Quote each record exactly, please, leaving none out.
--- START OF Stored data ---
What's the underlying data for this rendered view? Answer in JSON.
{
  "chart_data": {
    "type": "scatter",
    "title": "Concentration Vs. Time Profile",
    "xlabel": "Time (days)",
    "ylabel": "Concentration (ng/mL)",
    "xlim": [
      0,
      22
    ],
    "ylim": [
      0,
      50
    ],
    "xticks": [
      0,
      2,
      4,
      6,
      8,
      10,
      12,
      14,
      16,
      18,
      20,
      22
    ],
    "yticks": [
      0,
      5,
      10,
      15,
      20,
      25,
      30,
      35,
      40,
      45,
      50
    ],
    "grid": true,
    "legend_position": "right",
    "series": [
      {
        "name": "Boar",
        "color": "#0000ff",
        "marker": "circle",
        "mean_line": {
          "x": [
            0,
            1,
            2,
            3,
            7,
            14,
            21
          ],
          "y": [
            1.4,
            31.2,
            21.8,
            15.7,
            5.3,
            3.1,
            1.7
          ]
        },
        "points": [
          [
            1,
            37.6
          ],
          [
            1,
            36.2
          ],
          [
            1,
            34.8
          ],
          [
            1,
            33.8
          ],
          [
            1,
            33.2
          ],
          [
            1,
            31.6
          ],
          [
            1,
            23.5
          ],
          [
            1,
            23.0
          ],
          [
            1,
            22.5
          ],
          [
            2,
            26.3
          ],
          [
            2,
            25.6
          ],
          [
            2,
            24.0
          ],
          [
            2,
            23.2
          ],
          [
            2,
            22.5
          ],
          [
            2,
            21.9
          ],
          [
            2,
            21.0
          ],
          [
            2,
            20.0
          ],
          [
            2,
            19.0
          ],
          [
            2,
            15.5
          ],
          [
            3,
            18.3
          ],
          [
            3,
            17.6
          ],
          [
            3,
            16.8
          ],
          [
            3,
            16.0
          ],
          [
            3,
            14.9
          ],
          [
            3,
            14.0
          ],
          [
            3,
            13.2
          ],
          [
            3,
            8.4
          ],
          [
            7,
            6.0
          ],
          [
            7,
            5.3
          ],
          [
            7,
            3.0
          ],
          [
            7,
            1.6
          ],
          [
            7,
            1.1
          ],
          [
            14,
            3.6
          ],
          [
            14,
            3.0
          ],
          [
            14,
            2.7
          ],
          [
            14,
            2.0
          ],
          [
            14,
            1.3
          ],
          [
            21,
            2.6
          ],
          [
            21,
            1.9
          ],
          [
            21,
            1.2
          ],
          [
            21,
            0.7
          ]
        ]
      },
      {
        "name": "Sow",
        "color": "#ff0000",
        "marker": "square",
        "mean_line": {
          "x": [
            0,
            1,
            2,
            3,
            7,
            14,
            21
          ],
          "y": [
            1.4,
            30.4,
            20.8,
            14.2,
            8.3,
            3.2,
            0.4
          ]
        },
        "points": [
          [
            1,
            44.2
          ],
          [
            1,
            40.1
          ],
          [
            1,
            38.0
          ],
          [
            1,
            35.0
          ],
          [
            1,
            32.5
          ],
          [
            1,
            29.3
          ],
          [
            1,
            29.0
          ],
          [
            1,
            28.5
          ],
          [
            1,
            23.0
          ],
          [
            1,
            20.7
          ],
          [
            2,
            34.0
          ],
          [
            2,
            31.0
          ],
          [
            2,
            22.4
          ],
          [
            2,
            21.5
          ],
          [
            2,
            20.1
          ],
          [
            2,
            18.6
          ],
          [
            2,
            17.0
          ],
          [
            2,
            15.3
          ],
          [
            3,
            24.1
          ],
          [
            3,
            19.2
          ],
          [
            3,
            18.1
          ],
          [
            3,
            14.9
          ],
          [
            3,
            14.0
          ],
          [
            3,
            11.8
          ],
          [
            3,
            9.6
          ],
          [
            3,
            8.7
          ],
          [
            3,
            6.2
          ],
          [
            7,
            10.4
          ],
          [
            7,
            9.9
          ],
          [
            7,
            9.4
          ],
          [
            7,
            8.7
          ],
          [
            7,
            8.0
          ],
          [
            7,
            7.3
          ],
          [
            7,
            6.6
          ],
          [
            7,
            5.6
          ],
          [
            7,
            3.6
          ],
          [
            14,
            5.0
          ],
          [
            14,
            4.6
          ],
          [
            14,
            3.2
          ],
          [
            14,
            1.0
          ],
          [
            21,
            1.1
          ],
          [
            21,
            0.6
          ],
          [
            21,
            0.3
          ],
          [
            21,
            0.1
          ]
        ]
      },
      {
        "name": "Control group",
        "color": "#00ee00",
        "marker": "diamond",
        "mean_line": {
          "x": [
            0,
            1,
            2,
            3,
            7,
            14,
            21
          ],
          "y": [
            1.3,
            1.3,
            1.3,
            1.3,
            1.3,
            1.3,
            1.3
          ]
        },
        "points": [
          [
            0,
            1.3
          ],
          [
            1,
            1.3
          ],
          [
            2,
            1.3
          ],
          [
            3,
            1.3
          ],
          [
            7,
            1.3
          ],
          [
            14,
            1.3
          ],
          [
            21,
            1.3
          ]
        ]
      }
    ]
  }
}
--- END OF Stored data ---
** The completed task **
What's the underlying data for this rendered view? Answer in JSON.
{
  "chart_data": {
    "type": "scatter",
    "title": "Concentration Vs. Time Profile",
    "xlabel": "Time (days)",
    "ylabel": "Concentration (ng/mL)",
    "xlim": [
      0,
      22
    ],
    "ylim": [
      0,
      50
    ],
    "xticks": [
      0,
      2,
      4,
      6,
      8,
      10,
      12,
      14,
      16,
      18,
      20,
      22
    ],
    "yticks": [
      0,
      5,
      10,
      15,
      20,
      25,
      30,
      35,
      40,
      45,
      50
    ],
    "grid": true,
    "legend_position": "right",
    "series": [
      {
        "name": "Boar",
        "color": "#0000ff",
        "marker": "circle",
        "mean_line": {
          "x": [
            0,
            1,
            2,
            3,
            7,
            14,
            21
          ],
          "y": [
            1.4,
            31.2,
            21.8,
            15.7,
            5.3,
            3.1,
            1.7
          ]
        },
        "points": [
          [
            1,
            37.6
          ],
          [
            1,
            36.2
          ],
          [
            1,
            34.8
          ],
          [
            1,
            33.8
          ],
          [
            1,
            33.2
          ],
          [
            1,
            31.6
          ],
          [
            1,
            23.5
          ],
          [
            1,
            23.0
          ],
          [
            1,
            22.5
          ],
          [
            2,
            26.3
          ],
          [
            2,
            25.6
          ],
          [
            2,
            24.0
          ],
          [
            2,
            23.2
          ],
          [
            2,
            22.5
          ],
          [
            2,
            21.9
          ],
          [
            2,
            21.0
          ],
          [
            2,
            20.0
          ],
          [
            2,
            19.0
          ],
          [
            2,
            15.5
          ],
          [
            3,
            18.3
          ],
          [
            3,
            17.6
          ],
          [
            3,
            16.8
          ],
          [
            3,
            16.0
          ],
          [
            3,
            14.9
          ],
          [
            3,
            14.0
          ],
          [
            3,
            13.2
          ],
          [
            3,
            8.4
          ],
          [
            7,
            6.0
          ],
          [
            7,
            5.3
          ],
          [
            7,
            3.0
          ],
          [
            7,
            1.6
          ],
          [
            7,
            1.1
          ],
          [
            14,
            3.6
          ],
          [
            14,
            3.0
          ],
          [
            14,
            2.7
          ],
          [
            14,
            2.0
          ],
          [
            14,
            1.3
          ],
          [
            21,
            2.6
          ],
          [
            21,
            1.9
          ],
          [
            21,
            1.2
          ],
          [
            21,
            0.7
          ]
        ]
      },
      {
        "name": "Sow",
        "color": "#ff0000",
        "marker": "square",
        "mean_line": {
          "x": [
            0,
            1,
            2,
            3,
            7,
            14,
            21
          ],
          "y": [
            1.4,
            30.4,
            20.8,
            14.2,
            8.3,
            3.2,
            0.4
          ]
        },
        "points": [
          [
            1,
            44.2
          ],
          [
            1,
            40.1
          ],
          [
            1,
            38.0
          ],
          [
            1,
            35.0
          ],
          [
            1,
            32.5
          ],
          [
            1,
            29.3
          ],
          [
            1,
            29.0
          ],
          [
            1,
            28.5
          ],
          [
            1,
            23.0
          ],
          [
            1,
            20.7
          ],
          [
            2,
            34.0
          ],
          [
            2,
            31.0
          ],
          [
            2,
            22.4
          ],
          [
            2,
            21.5
          ],
          [
            2,
            20.1
          ],
          [
            2,
            18.6
          ],
          [
            2,
            17.0
          ],
          [
            2,
            15.3
          ],
          [
            3,
            24.1
          ],
          [
            3,
            19.2
          ],
          [
            3,
            18.1
          ],
          [
            3,
            14.9
          ],
          [
            3,
            14.0
          ],
          [
            3,
            11.8
          ],
          [
            3,
            9.6
          ],
          [
            3,
            8.7
          ],
          [
            3,
            6.2
          ],
          [
            7,
            10.4
          ],
          [
            7,
            9.9
          ],
          [
            7,
            9.4
          ],
          [
            7,
            8.7
          ],
          [
            7,
            8.0
          ],
          [
            7,
            7.3
          ],
          [
            7,
            6.6
          ],
          [
            7,
            5.6
          ],
          [
            7,
            3.6
          ],
          [
            14,
            5.0
          ],
          [
            14,
            4.6
          ],
          [
            14,
            3.2
          ],
          [
            14,
            1.0
          ],
          [
            21,
            1.1
          ],
          [
            21,
            0.6
          ],
          [
            21,
            0.3
          ],
          [
            21,
            0.1
          ]
        ]
      },
      {
        "name": "Control group",
        "color": "#00ee00",
        "marker": "diamond",
        "mean_line": {
          "x": [
            0,
            1,
            2,
            3,
            7,
            14,
            21
          ],
          "y": [
            1.3,
            1.3,
            1.3,
            1.3,
            1.3,
            1.3,
            1.3
          ]
        },
        "points": [
          [
            0,
            1.3
          ],
          [
            1,
            1.3
          ],
          [
            2,
            1.3
          ],
          [
            3,
            1.3
          ],
          [
            7,
            1.3
          ],
          [
            14,
            1.3
          ],
          [
            21,
            1.3
          ]
        ]
      }
    ]
  }
}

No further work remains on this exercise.